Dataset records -
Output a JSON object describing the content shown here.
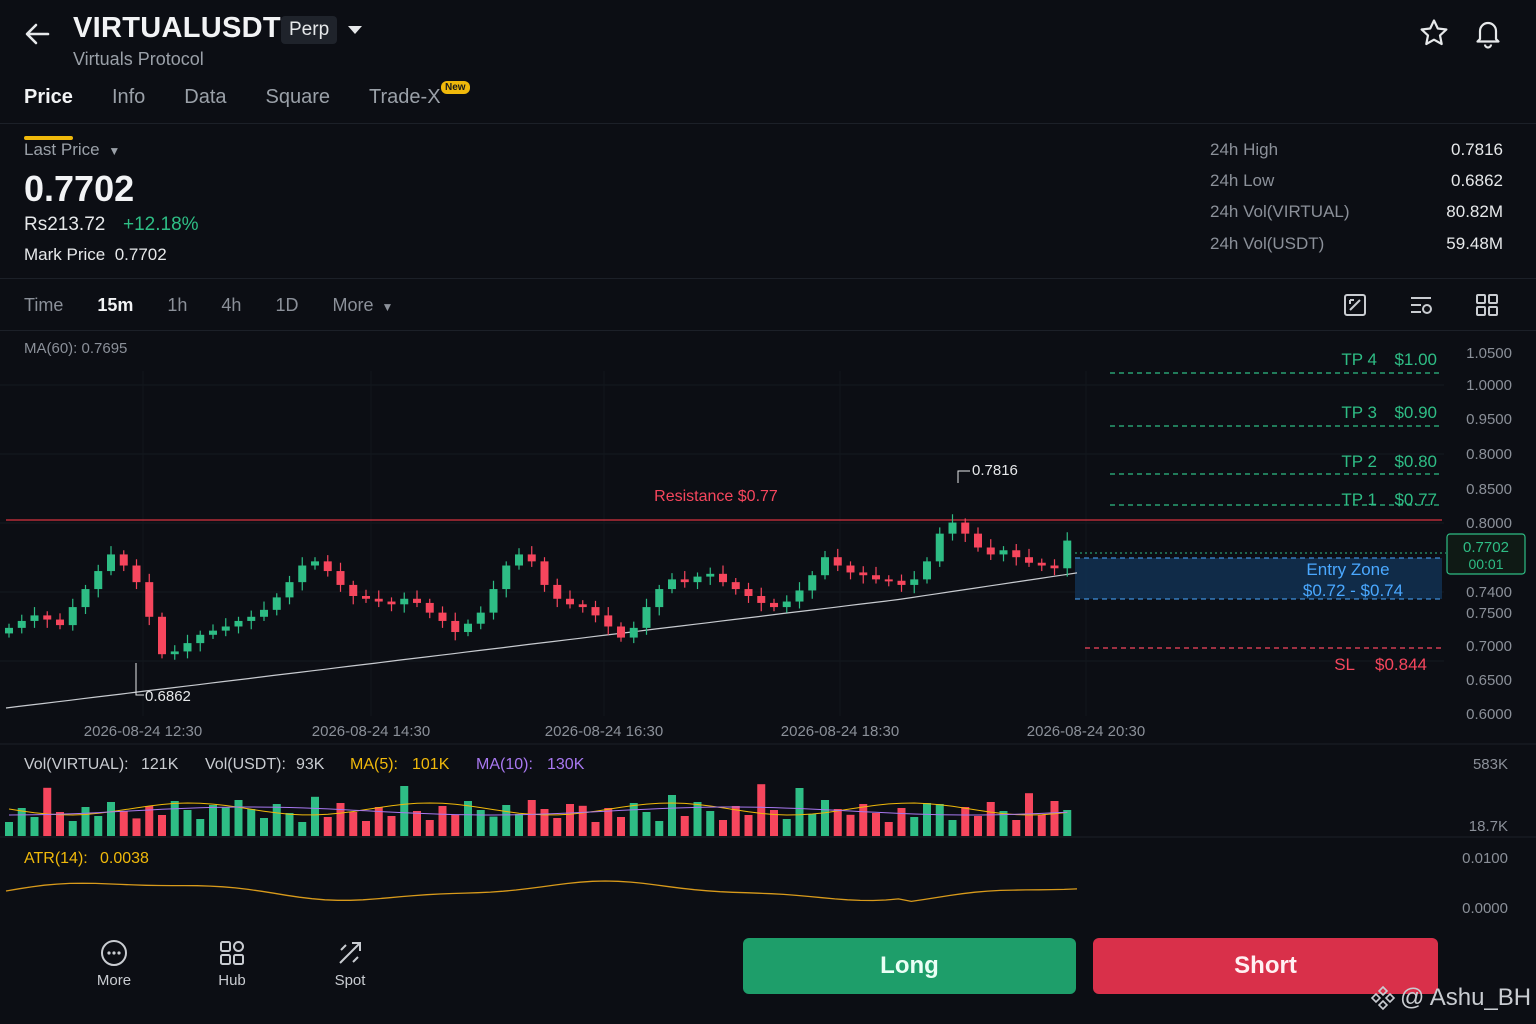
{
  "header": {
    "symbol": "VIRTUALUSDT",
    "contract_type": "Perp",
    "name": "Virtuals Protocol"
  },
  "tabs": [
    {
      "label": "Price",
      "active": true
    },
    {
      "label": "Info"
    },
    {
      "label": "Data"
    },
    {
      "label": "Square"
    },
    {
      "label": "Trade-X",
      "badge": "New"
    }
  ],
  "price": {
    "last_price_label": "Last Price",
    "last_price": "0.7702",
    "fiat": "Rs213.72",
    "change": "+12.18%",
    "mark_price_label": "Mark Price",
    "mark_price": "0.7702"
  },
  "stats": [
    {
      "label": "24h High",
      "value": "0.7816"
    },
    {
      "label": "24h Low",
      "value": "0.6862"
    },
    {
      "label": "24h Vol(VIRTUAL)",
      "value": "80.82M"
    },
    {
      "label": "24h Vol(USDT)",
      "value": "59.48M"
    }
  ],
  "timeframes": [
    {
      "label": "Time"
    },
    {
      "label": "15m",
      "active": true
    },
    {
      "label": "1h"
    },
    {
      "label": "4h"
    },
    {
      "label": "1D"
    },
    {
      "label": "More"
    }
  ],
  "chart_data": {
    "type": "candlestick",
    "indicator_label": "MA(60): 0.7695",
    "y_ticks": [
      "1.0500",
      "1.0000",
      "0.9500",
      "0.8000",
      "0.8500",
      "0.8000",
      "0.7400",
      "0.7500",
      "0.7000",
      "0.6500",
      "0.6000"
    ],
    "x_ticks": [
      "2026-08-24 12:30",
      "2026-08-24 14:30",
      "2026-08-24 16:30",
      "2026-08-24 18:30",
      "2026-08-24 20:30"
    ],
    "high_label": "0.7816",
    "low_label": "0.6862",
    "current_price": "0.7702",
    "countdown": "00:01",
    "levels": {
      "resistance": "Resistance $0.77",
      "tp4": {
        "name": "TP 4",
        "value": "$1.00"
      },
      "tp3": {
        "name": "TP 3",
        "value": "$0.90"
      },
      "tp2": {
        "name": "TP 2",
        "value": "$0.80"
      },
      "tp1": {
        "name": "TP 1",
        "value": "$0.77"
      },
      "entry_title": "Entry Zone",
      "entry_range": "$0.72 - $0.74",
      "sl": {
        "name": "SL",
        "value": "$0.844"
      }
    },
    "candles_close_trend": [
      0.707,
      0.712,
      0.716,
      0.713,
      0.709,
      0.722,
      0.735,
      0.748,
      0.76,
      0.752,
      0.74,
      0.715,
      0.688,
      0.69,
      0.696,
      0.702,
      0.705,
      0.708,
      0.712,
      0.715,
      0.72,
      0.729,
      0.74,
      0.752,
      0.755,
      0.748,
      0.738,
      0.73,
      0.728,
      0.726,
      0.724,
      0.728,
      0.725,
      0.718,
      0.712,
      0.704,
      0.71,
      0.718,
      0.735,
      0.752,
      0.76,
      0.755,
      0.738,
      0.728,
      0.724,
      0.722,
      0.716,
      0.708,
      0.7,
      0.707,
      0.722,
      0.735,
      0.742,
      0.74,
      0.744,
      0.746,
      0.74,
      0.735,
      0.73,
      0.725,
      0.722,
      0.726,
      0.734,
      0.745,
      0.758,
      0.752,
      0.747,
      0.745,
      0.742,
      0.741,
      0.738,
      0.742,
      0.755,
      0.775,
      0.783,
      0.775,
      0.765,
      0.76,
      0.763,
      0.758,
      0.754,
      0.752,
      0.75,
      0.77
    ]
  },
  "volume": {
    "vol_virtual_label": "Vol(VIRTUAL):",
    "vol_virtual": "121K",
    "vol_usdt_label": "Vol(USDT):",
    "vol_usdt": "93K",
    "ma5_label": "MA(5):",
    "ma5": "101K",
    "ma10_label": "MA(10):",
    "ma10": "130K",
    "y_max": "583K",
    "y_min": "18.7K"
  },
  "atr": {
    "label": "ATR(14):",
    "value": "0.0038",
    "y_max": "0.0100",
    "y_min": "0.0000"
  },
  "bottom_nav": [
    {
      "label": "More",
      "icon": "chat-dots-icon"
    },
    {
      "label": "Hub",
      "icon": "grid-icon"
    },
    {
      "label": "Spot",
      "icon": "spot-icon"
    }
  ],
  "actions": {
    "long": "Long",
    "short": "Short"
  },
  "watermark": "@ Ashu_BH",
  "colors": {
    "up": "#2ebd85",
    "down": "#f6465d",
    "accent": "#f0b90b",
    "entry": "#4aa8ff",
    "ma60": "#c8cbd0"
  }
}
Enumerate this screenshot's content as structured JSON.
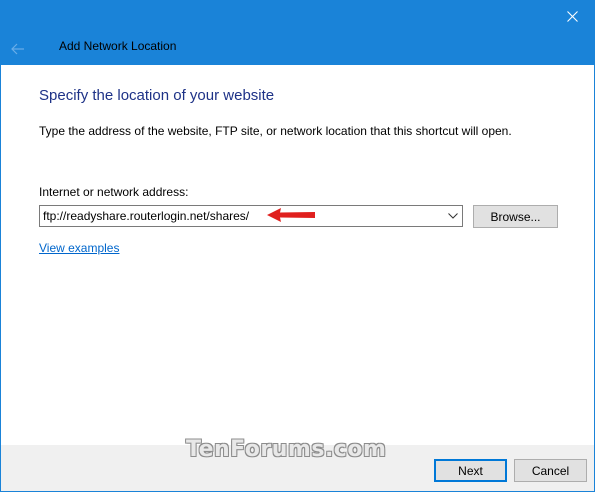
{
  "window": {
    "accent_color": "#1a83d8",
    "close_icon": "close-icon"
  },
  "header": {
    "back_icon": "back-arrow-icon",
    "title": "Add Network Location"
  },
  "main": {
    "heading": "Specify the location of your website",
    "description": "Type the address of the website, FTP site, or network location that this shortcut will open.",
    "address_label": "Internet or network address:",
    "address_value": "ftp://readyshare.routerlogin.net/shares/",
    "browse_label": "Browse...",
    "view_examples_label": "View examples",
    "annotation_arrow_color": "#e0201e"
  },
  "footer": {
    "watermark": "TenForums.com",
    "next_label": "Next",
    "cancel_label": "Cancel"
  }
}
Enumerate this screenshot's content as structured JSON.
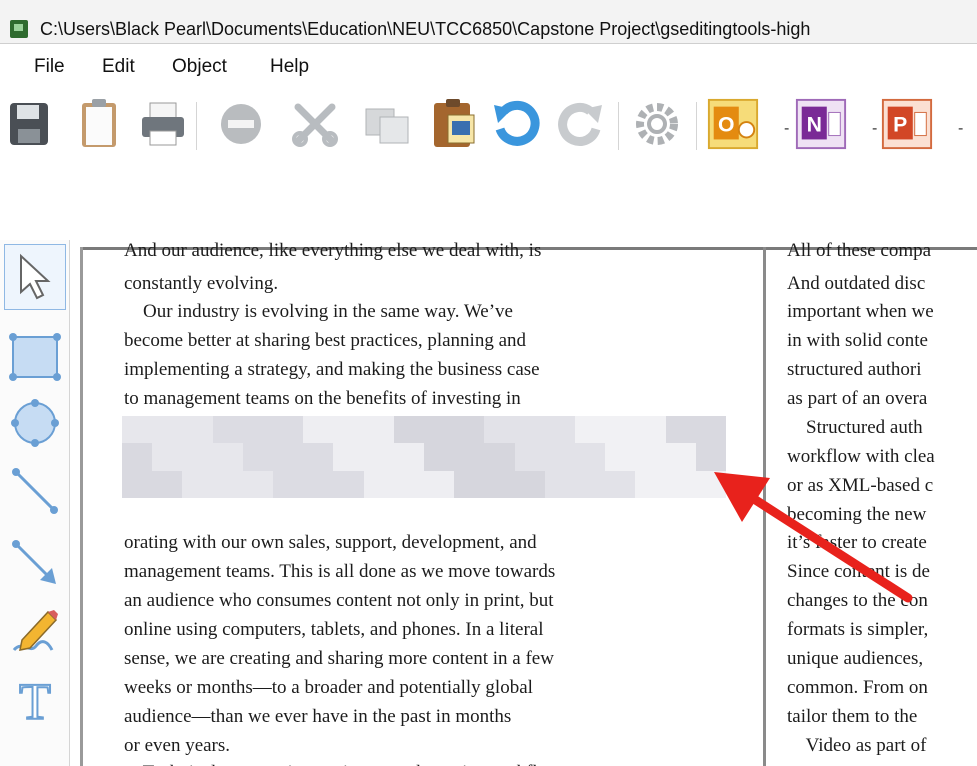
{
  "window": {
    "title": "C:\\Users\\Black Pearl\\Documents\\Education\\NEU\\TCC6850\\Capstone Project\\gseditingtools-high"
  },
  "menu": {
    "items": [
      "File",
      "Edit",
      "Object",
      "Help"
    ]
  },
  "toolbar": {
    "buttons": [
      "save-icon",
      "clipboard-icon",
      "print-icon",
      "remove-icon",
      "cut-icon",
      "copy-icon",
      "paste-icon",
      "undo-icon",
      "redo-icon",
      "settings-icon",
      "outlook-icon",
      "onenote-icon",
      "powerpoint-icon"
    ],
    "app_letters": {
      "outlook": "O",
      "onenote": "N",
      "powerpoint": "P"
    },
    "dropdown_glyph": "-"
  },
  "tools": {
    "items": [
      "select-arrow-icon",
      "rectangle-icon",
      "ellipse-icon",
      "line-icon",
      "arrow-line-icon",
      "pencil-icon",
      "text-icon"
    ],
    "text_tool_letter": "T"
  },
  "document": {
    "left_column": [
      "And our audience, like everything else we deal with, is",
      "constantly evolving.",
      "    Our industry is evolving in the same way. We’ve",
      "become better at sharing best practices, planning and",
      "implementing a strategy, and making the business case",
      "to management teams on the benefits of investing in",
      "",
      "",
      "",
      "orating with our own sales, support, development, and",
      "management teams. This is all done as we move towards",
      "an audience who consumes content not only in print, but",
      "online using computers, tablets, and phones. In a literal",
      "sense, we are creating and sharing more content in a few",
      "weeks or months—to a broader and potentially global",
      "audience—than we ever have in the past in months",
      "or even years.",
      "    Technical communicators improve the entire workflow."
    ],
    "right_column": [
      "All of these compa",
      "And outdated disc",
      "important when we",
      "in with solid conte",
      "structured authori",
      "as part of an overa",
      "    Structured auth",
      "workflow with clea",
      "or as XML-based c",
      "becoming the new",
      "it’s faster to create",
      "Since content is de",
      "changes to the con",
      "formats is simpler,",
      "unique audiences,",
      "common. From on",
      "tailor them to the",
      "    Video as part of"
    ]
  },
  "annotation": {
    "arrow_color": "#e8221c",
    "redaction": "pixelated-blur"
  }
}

Objective - Without the pictures, copy the material exactly as given.

Answer to this task -
Output a JSON object describing the content shown here.
{
  "header": {
    "symbol": "VIRTUALUSDT",
    "contract_type": "Perp",
    "name": "Virtuals Protocol"
  },
  "tabs": [
    {
      "label": "Price",
      "active": true
    },
    {
      "label": "Info"
    },
    {
      "label": "Data"
    },
    {
      "label": "Square"
    },
    {
      "label": "Trade-X",
      "badge": "New"
    }
  ],
  "price": {
    "last_price_label": "Last Price",
    "last_price": "0.7702",
    "fiat": "Rs213.72",
    "change": "+12.18%",
    "mark_price_label": "Mark Price",
    "mark_price": "0.7702"
  },
  "stats": [
    {
      "label": "24h High",
      "value": "0.7816"
    },
    {
      "label": "24h Low",
      "value": "0.6862"
    },
    {
      "label": "24h Vol(VIRTUAL)",
      "value": "80.82M"
    },
    {
      "label": "24h Vol(USDT)",
      "value": "59.48M"
    }
  ],
  "timeframes": [
    {
      "label": "Time"
    },
    {
      "label": "15m",
      "active": true
    },
    {
      "label": "1h"
    },
    {
      "label": "4h"
    },
    {
      "label": "1D"
    },
    {
      "label": "More"
    }
  ],
  "chart_data": {
    "type": "candlestick",
    "indicator_label": "MA(60): 0.7695",
    "y_ticks": [
      "1.0500",
      "1.0000",
      "0.9500",
      "0.8000",
      "0.8500",
      "0.8000",
      "0.7400",
      "0.7500",
      "0.7000",
      "0.6500",
      "0.6000"
    ],
    "x_ticks": [
      "2026-08-24 12:30",
      "2026-08-24 14:30",
      "2026-08-24 16:30",
      "2026-08-24 18:30",
      "2026-08-24 20:30"
    ],
    "high_label": "0.7816",
    "low_label": "0.6862",
    "current_price": "0.7702",
    "countdown": "00:01",
    "levels": {
      "resistance": "Resistance $0.77",
      "tp4": {
        "name": "TP 4",
        "value": "$1.00"
      },
      "tp3": {
        "name": "TP 3",
        "value": "$0.90"
      },
      "tp2": {
        "name": "TP 2",
        "value": "$0.80"
      },
      "tp1": {
        "name": "TP 1",
        "value": "$0.77"
      },
      "entry_title": "Entry Zone",
      "entry_range": "$0.72 - $0.74",
      "sl": {
        "name": "SL",
        "value": "$0.844"
      }
    },
    "candles_close_trend": [
      0.707,
      0.712,
      0.716,
      0.713,
      0.709,
      0.722,
      0.735,
      0.748,
      0.76,
      0.752,
      0.74,
      0.715,
      0.688,
      0.69,
      0.696,
      0.702,
      0.705,
      0.708,
      0.712,
      0.715,
      0.72,
      0.729,
      0.74,
      0.752,
      0.755,
      0.748,
      0.738,
      0.73,
      0.728,
      0.726,
      0.724,
      0.728,
      0.725,
      0.718,
      0.712,
      0.704,
      0.71,
      0.718,
      0.735,
      0.752,
      0.76,
      0.755,
      0.738,
      0.728,
      0.724,
      0.722,
      0.716,
      0.708,
      0.7,
      0.707,
      0.722,
      0.735,
      0.742,
      0.74,
      0.744,
      0.746,
      0.74,
      0.735,
      0.73,
      0.725,
      0.722,
      0.726,
      0.734,
      0.745,
      0.758,
      0.752,
      0.747,
      0.745,
      0.742,
      0.741,
      0.738,
      0.742,
      0.755,
      0.775,
      0.783,
      0.775,
      0.765,
      0.76,
      0.763,
      0.758,
      0.754,
      0.752,
      0.75,
      0.77
    ]
  },
  "volume": {
    "vol_virtual_label": "Vol(VIRTUAL):",
    "vol_virtual": "121K",
    "vol_usdt_label": "Vol(USDT):",
    "vol_usdt": "93K",
    "ma5_label": "MA(5):",
    "ma5": "101K",
    "ma10_label": "MA(10):",
    "ma10": "130K",
    "y_max": "583K",
    "y_min": "18.7K"
  },
  "atr": {
    "label": "ATR(14):",
    "value": "0.0038",
    "y_max": "0.0100",
    "y_min": "0.0000"
  },
  "bottom_nav": [
    {
      "label": "More",
      "icon": "chat-dots-icon"
    },
    {
      "label": "Hub",
      "icon": "grid-icon"
    },
    {
      "label": "Spot",
      "icon": "spot-icon"
    }
  ],
  "actions": {
    "long": "Long",
    "short": "Short"
  },
  "watermark": "@ Ashu_BH",
  "colors": {
    "up": "#2ebd85",
    "down": "#f6465d",
    "accent": "#f0b90b",
    "entry": "#4aa8ff",
    "ma60": "#c8cbd0"
  }
}
Enumerate this screenshot's content as structured JSON.
{
  "window": {
    "accent_color": "#1a83d8",
    "close_icon": "close-icon"
  },
  "header": {
    "back_icon": "back-arrow-icon",
    "title": "Add Network Location"
  },
  "main": {
    "heading": "Specify the location of your website",
    "description": "Type the address of the website, FTP site, or network location that this shortcut will open.",
    "address_label": "Internet or network address:",
    "address_value": "ftp://readyshare.routerlogin.net/shares/",
    "browse_label": "Browse...",
    "view_examples_label": "View examples",
    "annotation_arrow_color": "#e0201e"
  },
  "footer": {
    "watermark": "TenForums.com",
    "next_label": "Next",
    "cancel_label": "Cancel"
  }
}
Enumerate this screenshot's content as structured JSON.
{
  "window": {
    "title": "C:\\Users\\Black Pearl\\Documents\\Education\\NEU\\TCC6850\\Capstone Project\\gseditingtools-high"
  },
  "menu": {
    "items": [
      "File",
      "Edit",
      "Object",
      "Help"
    ]
  },
  "toolbar": {
    "buttons": [
      "save-icon",
      "clipboard-icon",
      "print-icon",
      "remove-icon",
      "cut-icon",
      "copy-icon",
      "paste-icon",
      "undo-icon",
      "redo-icon",
      "settings-icon",
      "outlook-icon",
      "onenote-icon",
      "powerpoint-icon"
    ],
    "app_letters": {
      "outlook": "O",
      "onenote": "N",
      "powerpoint": "P"
    },
    "dropdown_glyph": "-"
  },
  "tools": {
    "items": [
      "select-arrow-icon",
      "rectangle-icon",
      "ellipse-icon",
      "line-icon",
      "arrow-line-icon",
      "pencil-icon",
      "text-icon"
    ],
    "text_tool_letter": "T"
  },
  "document": {
    "left_column": [
      "And our audience, like everything else we deal with, is",
      "constantly evolving.",
      "    Our industry is evolving in the same way. We’ve",
      "become better at sharing best practices, planning and",
      "implementing a strategy, and making the business case",
      "to management teams on the benefits of investing in",
      "",
      "",
      "",
      "orating with our own sales, support, development, and",
      "management teams. This is all done as we move towards",
      "an audience who consumes content not only in print, but",
      "online using computers, tablets, and phones. In a literal",
      "sense, we are creating and sharing more content in a few",
      "weeks or months—to a broader and potentially global",
      "audience—than we ever have in the past in months",
      "or even years.",
      "    Technical communicators improve the entire workflow."
    ],
    "right_column": [
      "All of these compa",
      "And outdated disc",
      "important when we",
      "in with solid conte",
      "structured authori",
      "as part of an overa",
      "    Structured auth",
      "workflow with clea",
      "or as XML-based c",
      "becoming the new",
      "it’s faster to create",
      "Since content is de",
      "changes to the con",
      "formats is simpler,",
      "unique audiences,",
      "common. From on",
      "tailor them to the",
      "    Video as part of"
    ]
  },
  "annotation": {
    "arrow_color": "#e8221c",
    "redaction": "pixelated-blur"
  }
}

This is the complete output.